#### [The request]
Copy the items word for word, from the first line through the line containing "left-axis-ticks: −10 −9", including both ends.

#### [Entries provided]

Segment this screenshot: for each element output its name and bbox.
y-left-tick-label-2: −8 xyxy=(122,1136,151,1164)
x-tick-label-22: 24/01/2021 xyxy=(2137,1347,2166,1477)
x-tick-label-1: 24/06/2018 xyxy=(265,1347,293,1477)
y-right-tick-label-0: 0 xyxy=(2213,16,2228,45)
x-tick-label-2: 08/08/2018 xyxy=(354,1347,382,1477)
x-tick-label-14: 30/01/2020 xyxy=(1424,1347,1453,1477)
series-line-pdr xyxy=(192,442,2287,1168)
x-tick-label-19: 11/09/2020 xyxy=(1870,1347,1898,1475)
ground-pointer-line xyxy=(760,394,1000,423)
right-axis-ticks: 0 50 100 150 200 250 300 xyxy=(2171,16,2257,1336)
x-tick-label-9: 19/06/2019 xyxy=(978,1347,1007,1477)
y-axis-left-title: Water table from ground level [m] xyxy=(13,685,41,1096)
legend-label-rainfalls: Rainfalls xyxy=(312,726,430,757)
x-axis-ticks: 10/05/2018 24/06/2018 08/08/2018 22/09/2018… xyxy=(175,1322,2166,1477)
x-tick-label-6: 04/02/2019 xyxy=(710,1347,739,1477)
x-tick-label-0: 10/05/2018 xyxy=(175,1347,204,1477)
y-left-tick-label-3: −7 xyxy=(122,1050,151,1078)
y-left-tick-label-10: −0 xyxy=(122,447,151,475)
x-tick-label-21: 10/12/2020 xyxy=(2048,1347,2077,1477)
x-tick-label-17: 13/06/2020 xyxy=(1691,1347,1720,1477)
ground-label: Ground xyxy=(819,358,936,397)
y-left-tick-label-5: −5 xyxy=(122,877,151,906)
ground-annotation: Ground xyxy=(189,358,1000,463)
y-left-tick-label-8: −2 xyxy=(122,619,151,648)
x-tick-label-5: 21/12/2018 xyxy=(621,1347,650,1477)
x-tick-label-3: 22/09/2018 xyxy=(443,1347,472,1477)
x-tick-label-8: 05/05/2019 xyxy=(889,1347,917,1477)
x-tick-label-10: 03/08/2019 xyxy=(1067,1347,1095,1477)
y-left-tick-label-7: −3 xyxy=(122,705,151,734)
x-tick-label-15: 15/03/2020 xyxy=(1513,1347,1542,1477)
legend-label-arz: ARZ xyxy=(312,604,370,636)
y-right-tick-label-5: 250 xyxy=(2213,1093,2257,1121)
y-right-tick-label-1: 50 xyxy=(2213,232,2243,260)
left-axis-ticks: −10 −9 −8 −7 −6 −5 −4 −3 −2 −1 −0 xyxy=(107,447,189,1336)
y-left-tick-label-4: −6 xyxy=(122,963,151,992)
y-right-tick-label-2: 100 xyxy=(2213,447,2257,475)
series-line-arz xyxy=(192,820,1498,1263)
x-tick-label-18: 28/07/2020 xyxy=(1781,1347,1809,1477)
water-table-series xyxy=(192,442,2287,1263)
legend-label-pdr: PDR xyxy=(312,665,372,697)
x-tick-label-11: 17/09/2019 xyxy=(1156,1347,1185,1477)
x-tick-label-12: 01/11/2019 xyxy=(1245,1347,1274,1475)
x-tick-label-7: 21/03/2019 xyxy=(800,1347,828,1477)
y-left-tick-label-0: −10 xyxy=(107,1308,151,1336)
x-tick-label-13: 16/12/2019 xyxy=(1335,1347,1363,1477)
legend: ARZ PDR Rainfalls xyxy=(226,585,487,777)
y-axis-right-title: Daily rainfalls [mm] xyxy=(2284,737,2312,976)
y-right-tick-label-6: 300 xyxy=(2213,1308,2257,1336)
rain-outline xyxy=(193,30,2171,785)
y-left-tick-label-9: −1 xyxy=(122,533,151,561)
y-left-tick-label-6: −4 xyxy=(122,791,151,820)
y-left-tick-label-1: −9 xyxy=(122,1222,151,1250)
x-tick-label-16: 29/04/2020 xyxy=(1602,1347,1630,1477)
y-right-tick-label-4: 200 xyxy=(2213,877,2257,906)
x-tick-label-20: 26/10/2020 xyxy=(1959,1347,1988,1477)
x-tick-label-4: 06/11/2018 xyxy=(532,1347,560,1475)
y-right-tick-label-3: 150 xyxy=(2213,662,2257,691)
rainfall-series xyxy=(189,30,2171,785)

#### [Result for this task]
Segment this screenshot: for each element output its name and bbox.
y-left-tick-label-2: −8 xyxy=(122,1136,151,1164)
x-tick-label-22: 24/01/2021 xyxy=(2137,1347,2166,1477)
x-tick-label-1: 24/06/2018 xyxy=(265,1347,293,1477)
y-right-tick-label-0: 0 xyxy=(2213,16,2228,45)
x-tick-label-2: 08/08/2018 xyxy=(354,1347,382,1477)
x-tick-label-14: 30/01/2020 xyxy=(1424,1347,1453,1477)
series-line-pdr xyxy=(192,442,2287,1168)
x-tick-label-19: 11/09/2020 xyxy=(1870,1347,1898,1475)
ground-pointer-line xyxy=(760,394,1000,423)
right-axis-ticks: 0 50 100 150 200 250 300 xyxy=(2171,16,2257,1336)
x-tick-label-9: 19/06/2019 xyxy=(978,1347,1007,1477)
y-axis-left-title: Water table from ground level [m] xyxy=(13,685,41,1096)
legend-label-rainfalls: Rainfalls xyxy=(312,726,430,757)
x-axis-ticks: 10/05/2018 24/06/2018 08/08/2018 22/09/2018… xyxy=(175,1322,2166,1477)
x-tick-label-6: 04/02/2019 xyxy=(710,1347,739,1477)
x-tick-label-0: 10/05/2018 xyxy=(175,1347,204,1477)
y-left-tick-label-3: −7 xyxy=(122,1050,151,1078)
y-left-tick-label-10: −0 xyxy=(122,447,151,475)
x-tick-label-21: 10/12/2020 xyxy=(2048,1347,2077,1477)
x-tick-label-17: 13/06/2020 xyxy=(1691,1347,1720,1477)
ground-label: Ground xyxy=(819,358,936,397)
y-left-tick-label-5: −5 xyxy=(122,877,151,906)
ground-annotation: Ground xyxy=(189,358,1000,463)
y-left-tick-label-8: −2 xyxy=(122,619,151,648)
x-tick-label-5: 21/12/2018 xyxy=(621,1347,650,1477)
x-tick-label-3: 22/09/2018 xyxy=(443,1347,472,1477)
x-tick-label-8: 05/05/2019 xyxy=(889,1347,917,1477)
x-tick-label-10: 03/08/2019 xyxy=(1067,1347,1095,1477)
y-left-tick-label-7: −3 xyxy=(122,705,151,734)
x-tick-label-15: 15/03/2020 xyxy=(1513,1347,1542,1477)
legend-label-arz: ARZ xyxy=(312,604,370,636)
y-right-tick-label-5: 250 xyxy=(2213,1093,2257,1121)
y-right-tick-label-1: 50 xyxy=(2213,232,2243,260)
left-axis-ticks: −10 −9 −8 −7 −6 −5 −4 −3 −2 −1 −0 xyxy=(107,447,189,1336)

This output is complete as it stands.